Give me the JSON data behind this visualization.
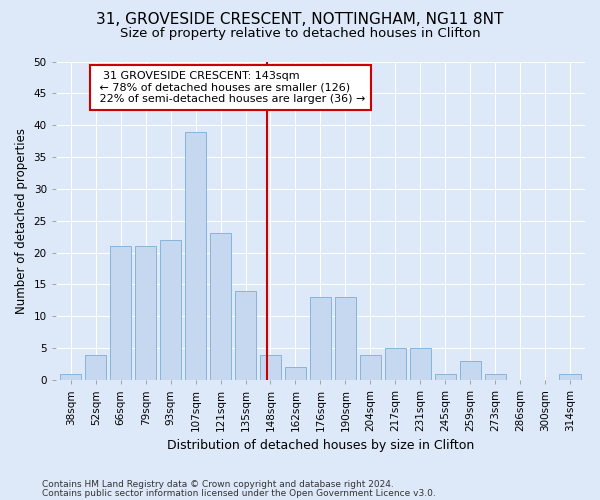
{
  "title": "31, GROVESIDE CRESCENT, NOTTINGHAM, NG11 8NT",
  "subtitle": "Size of property relative to detached houses in Clifton",
  "xlabel": "Distribution of detached houses by size in Clifton",
  "ylabel": "Number of detached properties",
  "categories": [
    "38sqm",
    "52sqm",
    "66sqm",
    "79sqm",
    "93sqm",
    "107sqm",
    "121sqm",
    "135sqm",
    "148sqm",
    "162sqm",
    "176sqm",
    "190sqm",
    "204sqm",
    "217sqm",
    "231sqm",
    "245sqm",
    "259sqm",
    "273sqm",
    "286sqm",
    "300sqm",
    "314sqm"
  ],
  "values": [
    1,
    4,
    21,
    21,
    22,
    39,
    23,
    14,
    4,
    2,
    13,
    13,
    4,
    5,
    5,
    1,
    3,
    1,
    0,
    0,
    1
  ],
  "bar_color": "#c5d8f0",
  "bar_edge_color": "#7aadd4",
  "vline_x_index": 7.87,
  "vline_color": "#cc0000",
  "annotation_text": "  31 GROVESIDE CRESCENT: 143sqm  \n ← 78% of detached houses are smaller (126)\n 22% of semi-detached houses are larger (36) →",
  "annotation_box_facecolor": "#ffffff",
  "annotation_box_edgecolor": "#cc0000",
  "ylim": [
    0,
    50
  ],
  "yticks": [
    0,
    5,
    10,
    15,
    20,
    25,
    30,
    35,
    40,
    45,
    50
  ],
  "footnote_line1": "Contains HM Land Registry data © Crown copyright and database right 2024.",
  "footnote_line2": "Contains public sector information licensed under the Open Government Licence v3.0.",
  "background_color": "#dde8f8",
  "title_fontsize": 11,
  "subtitle_fontsize": 9.5,
  "xlabel_fontsize": 9,
  "ylabel_fontsize": 8.5,
  "annotation_fontsize": 8,
  "tick_fontsize": 7.5,
  "footnote_fontsize": 6.5
}
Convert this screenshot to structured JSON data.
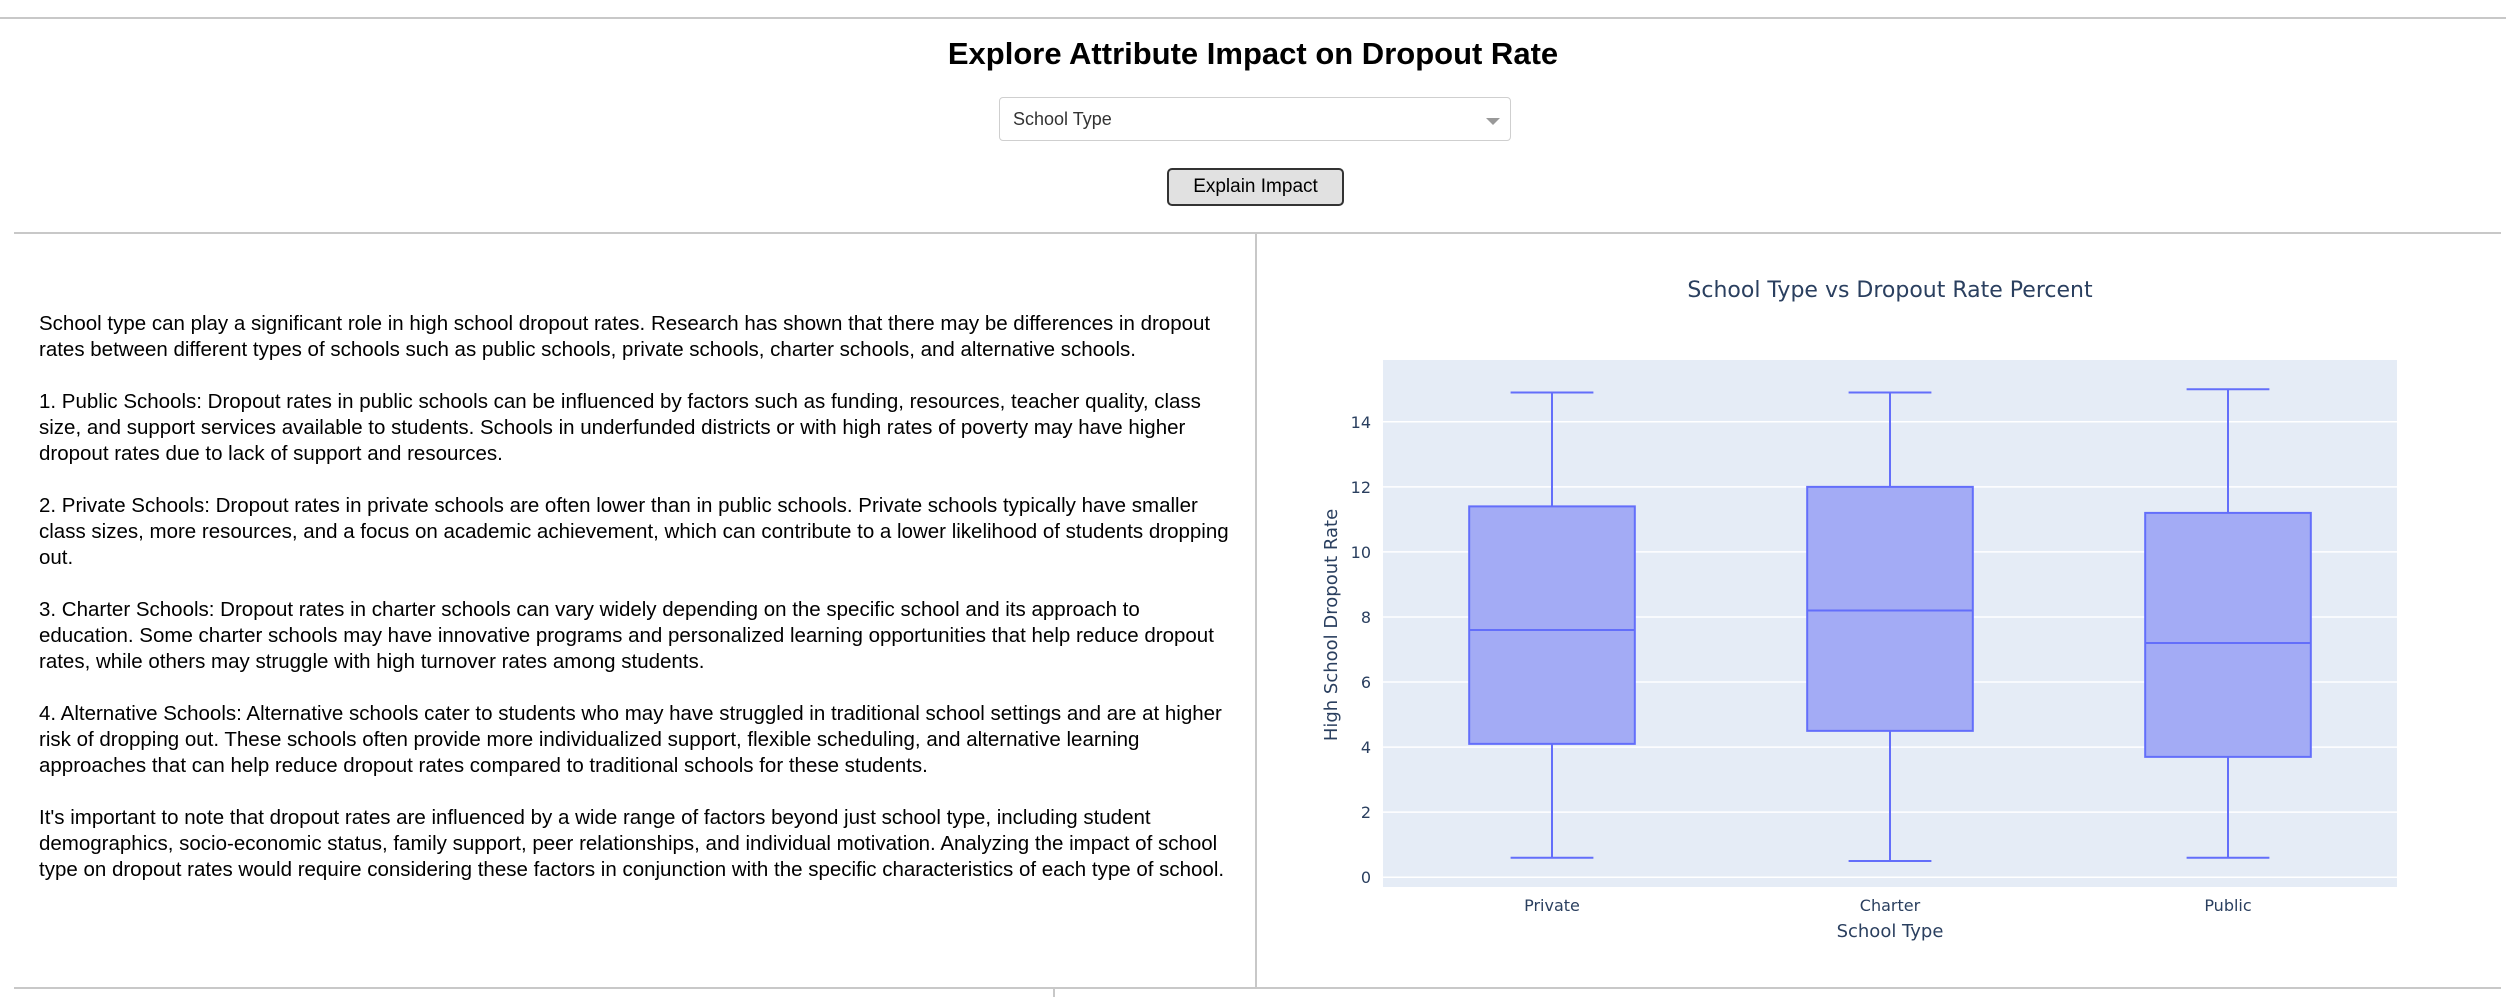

■ **EXERCISE OBJECTIVE**:
Return each line from the material above exactly, but not the pictures.

■ **RESULT OF THE EXERCISE**:
Give me the JSON data behind this visualization.
{
  "title": "31, GROVESIDE CRESCENT, NOTTINGHAM, NG11 8NT",
  "subtitle": "Size of property relative to detached houses in Clifton",
  "xlabel": "Distribution of detached houses by size in Clifton",
  "ylabel": "Number of detached properties",
  "categories": [
    "38sqm",
    "52sqm",
    "66sqm",
    "79sqm",
    "93sqm",
    "107sqm",
    "121sqm",
    "135sqm",
    "148sqm",
    "162sqm",
    "176sqm",
    "190sqm",
    "204sqm",
    "217sqm",
    "231sqm",
    "245sqm",
    "259sqm",
    "273sqm",
    "286sqm",
    "300sqm",
    "314sqm"
  ],
  "values": [
    1,
    4,
    21,
    21,
    22,
    39,
    23,
    14,
    4,
    2,
    13,
    13,
    4,
    5,
    5,
    1,
    3,
    1,
    0,
    0,
    1
  ],
  "bar_color": "#c5d8f0",
  "bar_edge_color": "#7aadd4",
  "vline_x_index": 7.87,
  "vline_color": "#cc0000",
  "annotation_text": "  31 GROVESIDE CRESCENT: 143sqm  \n ← 78% of detached houses are smaller (126)\n 22% of semi-detached houses are larger (36) →",
  "annotation_box_facecolor": "#ffffff",
  "annotation_box_edgecolor": "#cc0000",
  "ylim": [
    0,
    50
  ],
  "yticks": [
    0,
    5,
    10,
    15,
    20,
    25,
    30,
    35,
    40,
    45,
    50
  ],
  "footnote_line1": "Contains HM Land Registry data © Crown copyright and database right 2024.",
  "footnote_line2": "Contains public sector information licensed under the Open Government Licence v3.0.",
  "background_color": "#dde8f8",
  "title_fontsize": 11,
  "subtitle_fontsize": 9.5,
  "xlabel_fontsize": 9,
  "ylabel_fontsize": 8.5,
  "annotation_fontsize": 8,
  "tick_fontsize": 7.5,
  "footnote_fontsize": 6.5
}
Convert this screenshot to structured JSON data.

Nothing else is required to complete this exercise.